→ **EXERCISE TASK**
Each entry here needs to be set down again exactly, please; pictures are left out.

→ **MATERIAL FOR THE TASK**
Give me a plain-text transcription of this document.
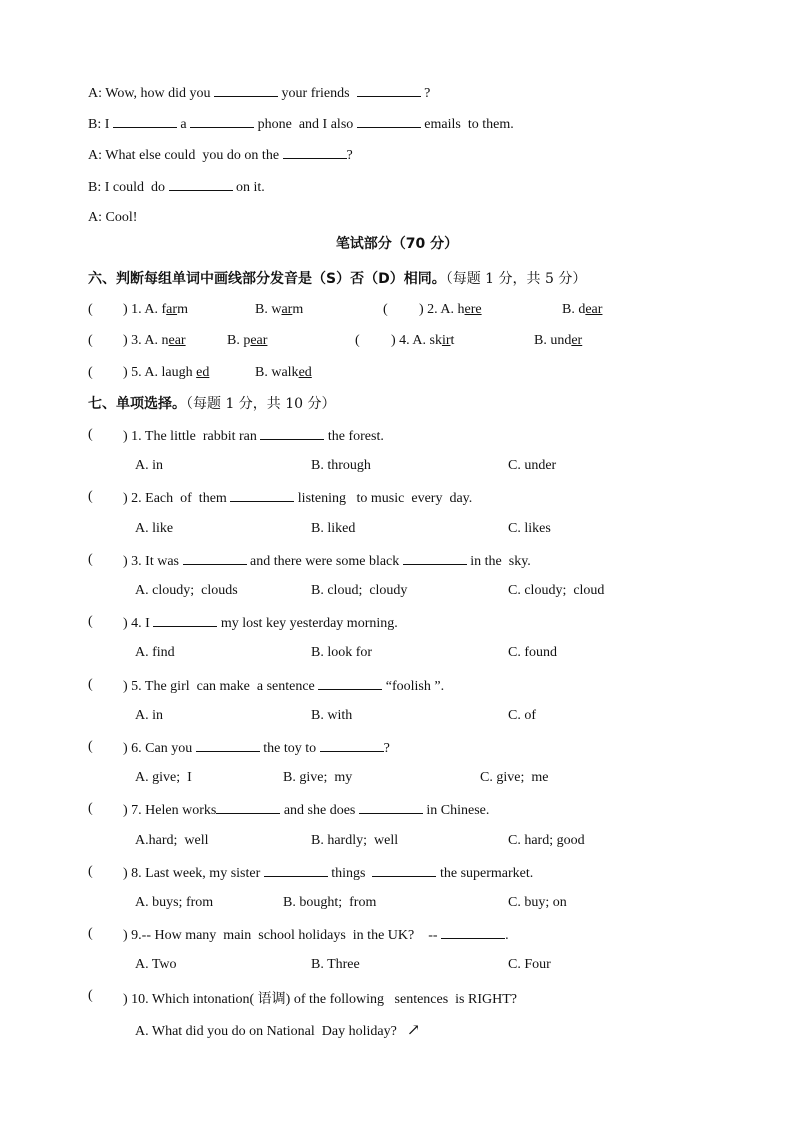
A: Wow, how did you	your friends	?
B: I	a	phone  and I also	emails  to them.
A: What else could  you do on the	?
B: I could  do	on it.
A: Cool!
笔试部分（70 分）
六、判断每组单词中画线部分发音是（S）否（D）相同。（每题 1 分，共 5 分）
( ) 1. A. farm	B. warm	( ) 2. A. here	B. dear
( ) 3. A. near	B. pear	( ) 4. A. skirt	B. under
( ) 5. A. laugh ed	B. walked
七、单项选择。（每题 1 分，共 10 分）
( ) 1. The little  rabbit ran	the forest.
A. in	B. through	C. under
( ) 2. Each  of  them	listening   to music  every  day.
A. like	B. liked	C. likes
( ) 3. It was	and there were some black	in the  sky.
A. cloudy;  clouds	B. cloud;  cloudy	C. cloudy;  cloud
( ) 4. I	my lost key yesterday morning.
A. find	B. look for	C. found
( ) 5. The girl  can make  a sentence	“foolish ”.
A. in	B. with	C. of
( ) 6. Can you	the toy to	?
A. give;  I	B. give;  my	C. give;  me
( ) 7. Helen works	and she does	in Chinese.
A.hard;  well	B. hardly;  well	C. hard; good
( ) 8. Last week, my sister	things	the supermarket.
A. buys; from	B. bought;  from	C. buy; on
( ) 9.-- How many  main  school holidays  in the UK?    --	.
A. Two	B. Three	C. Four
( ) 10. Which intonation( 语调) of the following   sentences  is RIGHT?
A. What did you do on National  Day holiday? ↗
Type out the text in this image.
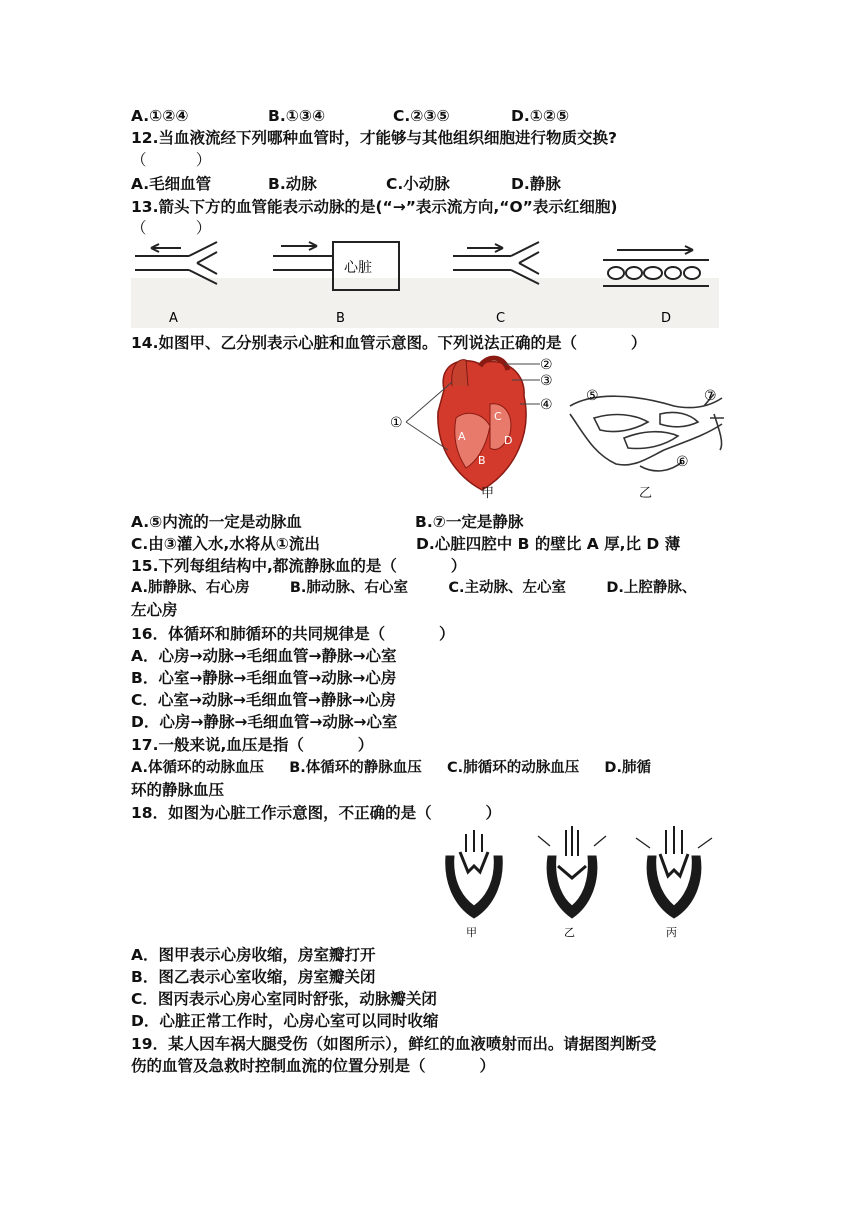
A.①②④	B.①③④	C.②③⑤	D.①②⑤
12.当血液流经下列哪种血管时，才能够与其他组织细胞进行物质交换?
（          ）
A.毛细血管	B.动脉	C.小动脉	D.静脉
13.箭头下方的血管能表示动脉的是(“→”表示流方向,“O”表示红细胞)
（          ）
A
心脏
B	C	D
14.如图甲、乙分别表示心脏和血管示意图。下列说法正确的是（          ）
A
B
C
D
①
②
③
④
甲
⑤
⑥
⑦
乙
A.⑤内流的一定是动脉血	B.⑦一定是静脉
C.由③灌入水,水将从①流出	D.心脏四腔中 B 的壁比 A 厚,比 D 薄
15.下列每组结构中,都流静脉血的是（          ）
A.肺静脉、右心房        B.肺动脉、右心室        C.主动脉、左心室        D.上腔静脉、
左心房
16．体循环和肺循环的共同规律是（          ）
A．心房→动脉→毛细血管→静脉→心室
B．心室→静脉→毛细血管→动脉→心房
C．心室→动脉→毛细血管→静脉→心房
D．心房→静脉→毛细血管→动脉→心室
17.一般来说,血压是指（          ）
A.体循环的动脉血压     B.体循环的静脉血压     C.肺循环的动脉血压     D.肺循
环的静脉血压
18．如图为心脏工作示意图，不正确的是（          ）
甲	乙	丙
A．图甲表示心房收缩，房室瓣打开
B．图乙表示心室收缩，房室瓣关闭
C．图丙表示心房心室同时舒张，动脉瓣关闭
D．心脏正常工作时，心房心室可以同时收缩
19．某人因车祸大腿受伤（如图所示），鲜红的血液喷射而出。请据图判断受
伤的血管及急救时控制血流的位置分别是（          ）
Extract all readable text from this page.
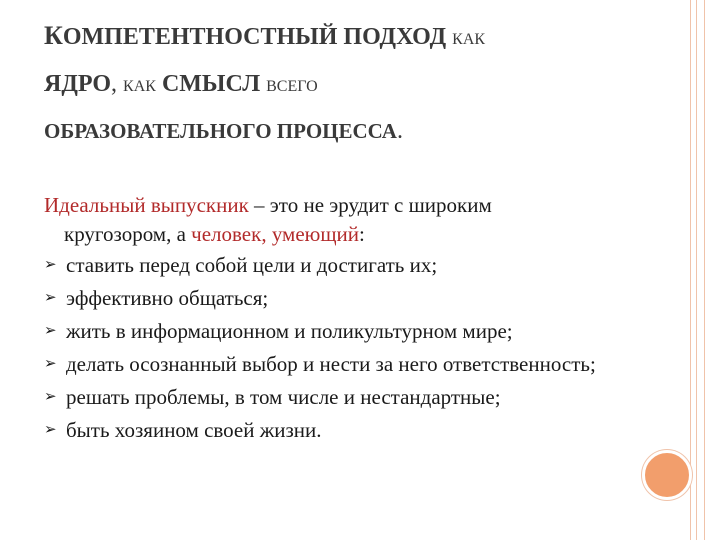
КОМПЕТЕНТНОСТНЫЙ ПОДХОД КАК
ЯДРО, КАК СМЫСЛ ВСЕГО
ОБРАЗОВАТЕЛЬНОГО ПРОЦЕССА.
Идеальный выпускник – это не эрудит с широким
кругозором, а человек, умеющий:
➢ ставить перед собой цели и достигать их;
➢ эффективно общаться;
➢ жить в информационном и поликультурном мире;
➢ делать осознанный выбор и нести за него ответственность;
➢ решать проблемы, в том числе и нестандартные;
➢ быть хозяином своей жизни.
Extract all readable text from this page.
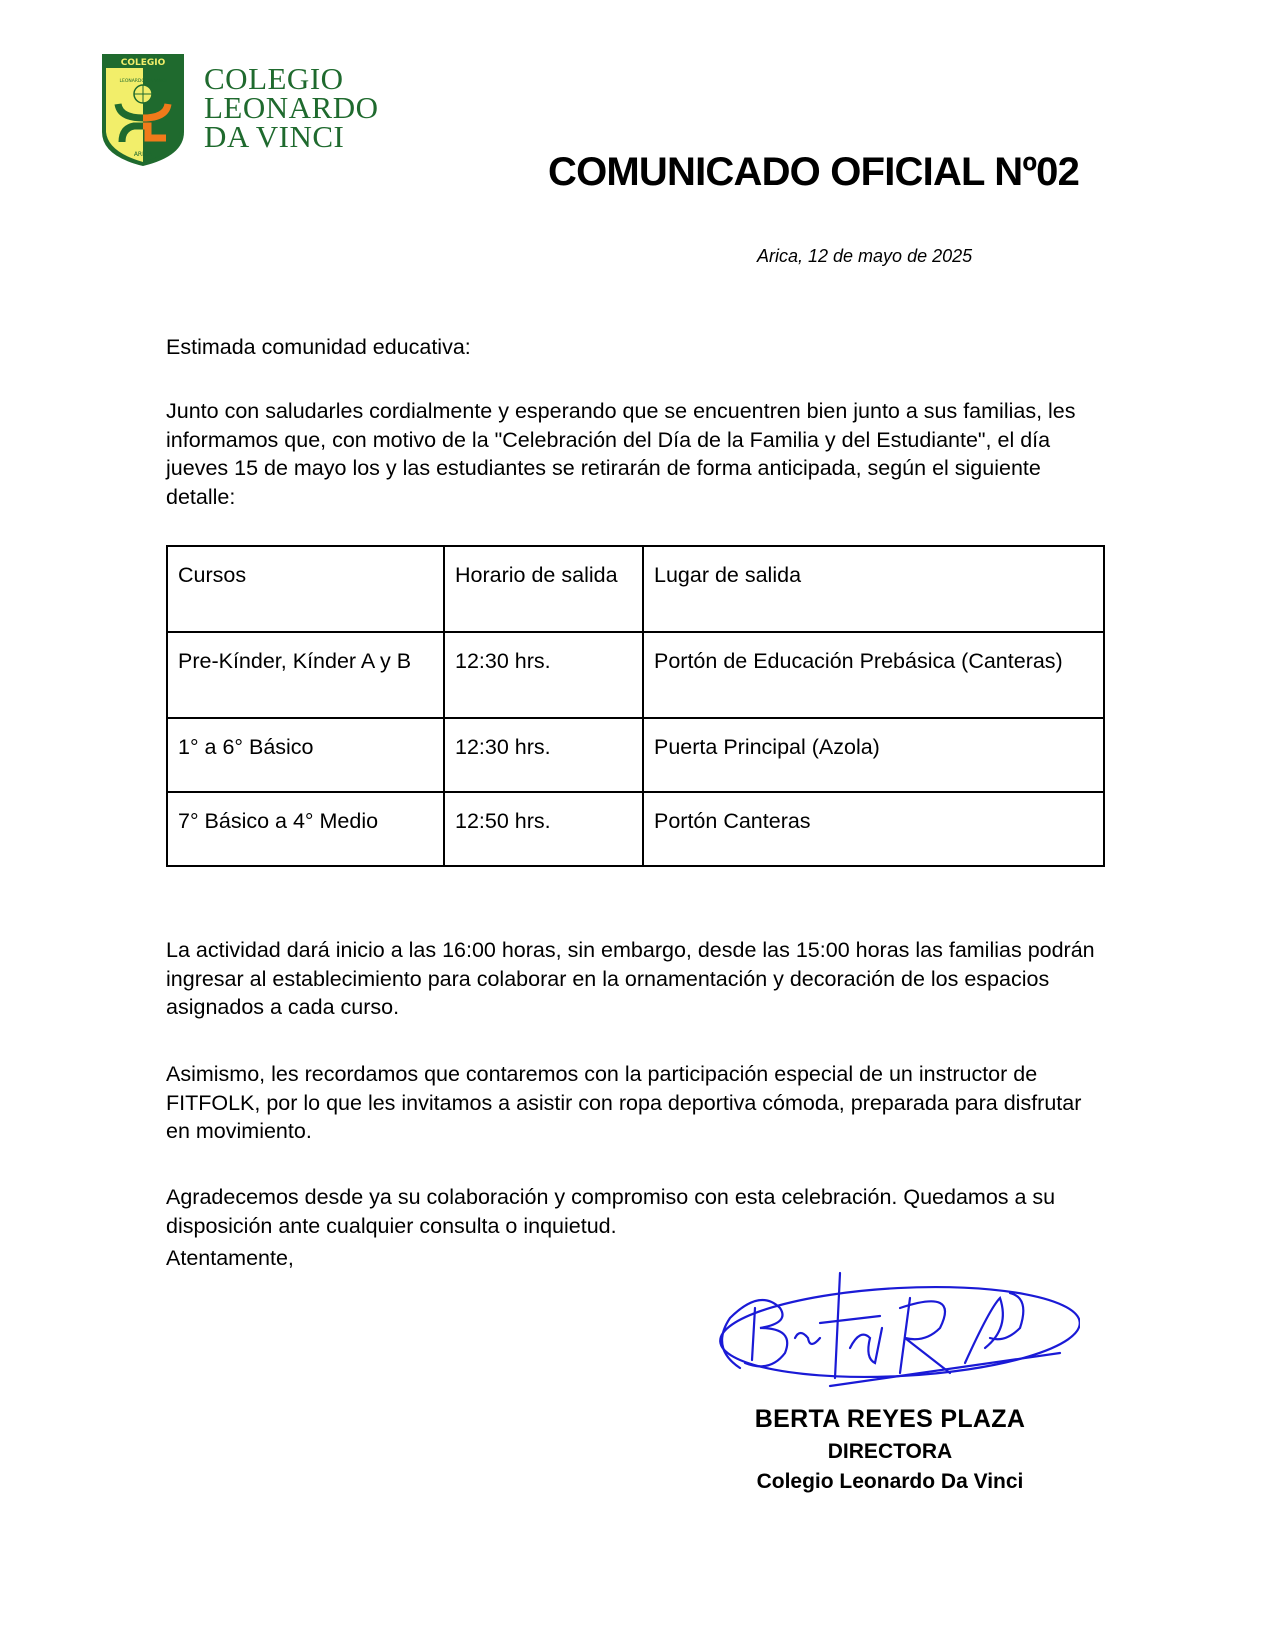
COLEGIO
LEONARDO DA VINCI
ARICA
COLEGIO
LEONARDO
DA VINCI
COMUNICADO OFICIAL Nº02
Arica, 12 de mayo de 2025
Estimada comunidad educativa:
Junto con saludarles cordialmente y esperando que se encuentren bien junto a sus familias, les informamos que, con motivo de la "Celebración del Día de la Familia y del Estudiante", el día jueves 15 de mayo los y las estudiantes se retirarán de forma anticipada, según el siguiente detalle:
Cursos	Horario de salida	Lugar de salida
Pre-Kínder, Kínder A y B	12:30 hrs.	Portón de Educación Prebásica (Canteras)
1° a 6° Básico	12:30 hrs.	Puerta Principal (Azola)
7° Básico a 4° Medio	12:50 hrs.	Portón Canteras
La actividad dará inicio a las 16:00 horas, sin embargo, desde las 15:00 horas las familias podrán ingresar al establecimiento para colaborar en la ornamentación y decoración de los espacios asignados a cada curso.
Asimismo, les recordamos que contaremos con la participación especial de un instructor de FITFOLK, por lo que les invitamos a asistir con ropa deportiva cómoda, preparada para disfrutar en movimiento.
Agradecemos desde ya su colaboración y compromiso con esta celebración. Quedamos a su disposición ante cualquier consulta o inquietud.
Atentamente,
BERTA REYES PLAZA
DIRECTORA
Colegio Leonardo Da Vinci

→ **EXPECTED ANSWER**
Give me a plain-text transcription of this document.
A: Wow, how did you	your friends	?
B: I	a	phone  and I also	emails  to them.
A: What else could  you do on the	?
B: I could  do	on it.
A: Cool!
笔试部分（70 分）
六、判断每组单词中画线部分发音是（S）否（D）相同。（每题 1 分，共 5 分）
( ) 1. A. farm	B. warm	( ) 2. A. here	B. dear
( ) 3. A. near	B. pear	( ) 4. A. skirt	B. under
( ) 5. A. laugh ed	B. walked
七、单项选择。（每题 1 分，共 10 分）
( ) 1. The little  rabbit ran	the forest.
A. in	B. through	C. under
( ) 2. Each  of  them	listening   to music  every  day.
A. like	B. liked	C. likes
( ) 3. It was	and there were some black	in the  sky.
A. cloudy;  clouds	B. cloud;  cloudy	C. cloudy;  cloud
( ) 4. I	my lost key yesterday morning.
A. find	B. look for	C. found
( ) 5. The girl  can make  a sentence	“foolish ”.
A. in	B. with	C. of
( ) 6. Can you	the toy to	?
A. give;  I	B. give;  my	C. give;  me
( ) 7. Helen works	and she does	in Chinese.
A.hard;  well	B. hardly;  well	C. hard; good
( ) 8. Last week, my sister	things	the supermarket.
A. buys; from	B. bought;  from	C. buy; on
( ) 9.-- How many  main  school holidays  in the UK?    --	.
A. Two	B. Three	C. Four
( ) 10. Which intonation( 语调) of the following   sentences  is RIGHT?
A. What did you do on National  Day holiday? ↗
Type out the text in this image.
A.①②④	B.①③④	C.②③⑤	D.①②⑤
12.当血液流经下列哪种血管时，才能够与其他组织细胞进行物质交换?
（          ）
A.毛细血管	B.动脉	C.小动脉	D.静脉
13.箭头下方的血管能表示动脉的是(“→”表示流方向,“O”表示红细胞)
（          ）
A
心脏
B	C	D
14.如图甲、乙分别表示心脏和血管示意图。下列说法正确的是（          ）
A
B
C
D
①
②
③
④
甲
⑤
⑥
⑦
乙
A.⑤内流的一定是动脉血	B.⑦一定是静脉
C.由③灌入水,水将从①流出	D.心脏四腔中 B 的壁比 A 厚,比 D 薄
15.下列每组结构中,都流静脉血的是（          ）
A.肺静脉、右心房        B.肺动脉、右心室        C.主动脉、左心室        D.上腔静脉、
左心房
16．体循环和肺循环的共同规律是（          ）
A．心房→动脉→毛细血管→静脉→心室
B．心室→静脉→毛细血管→动脉→心房
C．心室→动脉→毛细血管→静脉→心房
D．心房→静脉→毛细血管→动脉→心室
17.一般来说,血压是指（          ）
A.体循环的动脉血压     B.体循环的静脉血压     C.肺循环的动脉血压     D.肺循
环的静脉血压
18．如图为心脏工作示意图，不正确的是（          ）
甲	乙	丙
A．图甲表示心房收缩，房室瓣打开
B．图乙表示心室收缩，房室瓣关闭
C．图丙表示心房心室同时舒张，动脉瓣关闭
D．心脏正常工作时，心房心室可以同时收缩
19．某人因车祸大腿受伤（如图所示），鲜红的血液喷射而出。请据图判断受
伤的血管及急救时控制血流的位置分别是（          ）
Extract all readable text from this page.
КОМПЕТЕНТНОСТНЫЙ ПОДХОД КАК
ЯДРО, КАК СМЫСЛ ВСЕГО
ОБРАЗОВАТЕЛЬНОГО ПРОЦЕССА.
Идеальный выпускник – это не эрудит с широким
кругозором, а человек, умеющий:
➢ ставить перед собой цели и достигать их;
➢ эффективно общаться;
➢ жить в информационном и поликультурном мире;
➢ делать осознанный выбор и нести за него ответственность;
➢ решать проблемы, в том числе и нестандартные;
➢ быть хозяином своей жизни.
Extract all readable text from this page.
COLEGIO
LEONARDO DA VINCI
ARICA
COLEGIO
LEONARDO
DA VINCI
COMUNICADO OFICIAL Nº02
Arica, 12 de mayo de 2025
Estimada comunidad educativa:
Junto con saludarles cordialmente y esperando que se encuentren bien junto a sus familias, les informamos que, con motivo de la "Celebración del Día de la Familia y del Estudiante", el día jueves 15 de mayo los y las estudiantes se retirarán de forma anticipada, según el siguiente detalle:
Cursos	Horario de salida	Lugar de salida
Pre-Kínder, Kínder A y B	12:30 hrs.	Portón de Educación Prebásica (Canteras)
1° a 6° Básico	12:30 hrs.	Puerta Principal (Azola)
7° Básico a 4° Medio	12:50 hrs.	Portón Canteras
La actividad dará inicio a las 16:00 horas, sin embargo, desde las 15:00 horas las familias podrán ingresar al establecimiento para colaborar en la ornamentación y decoración de los espacios asignados a cada curso.
Asimismo, les recordamos que contaremos con la participación especial de un instructor de FITFOLK, por lo que les invitamos a asistir con ropa deportiva cómoda, preparada para disfrutar en movimiento.
Agradecemos desde ya su colaboración y compromiso con esta celebración. Quedamos a su disposición ante cualquier consulta o inquietud.
Atentamente,
BERTA REYES PLAZA
DIRECTORA
Colegio Leonardo Da Vinci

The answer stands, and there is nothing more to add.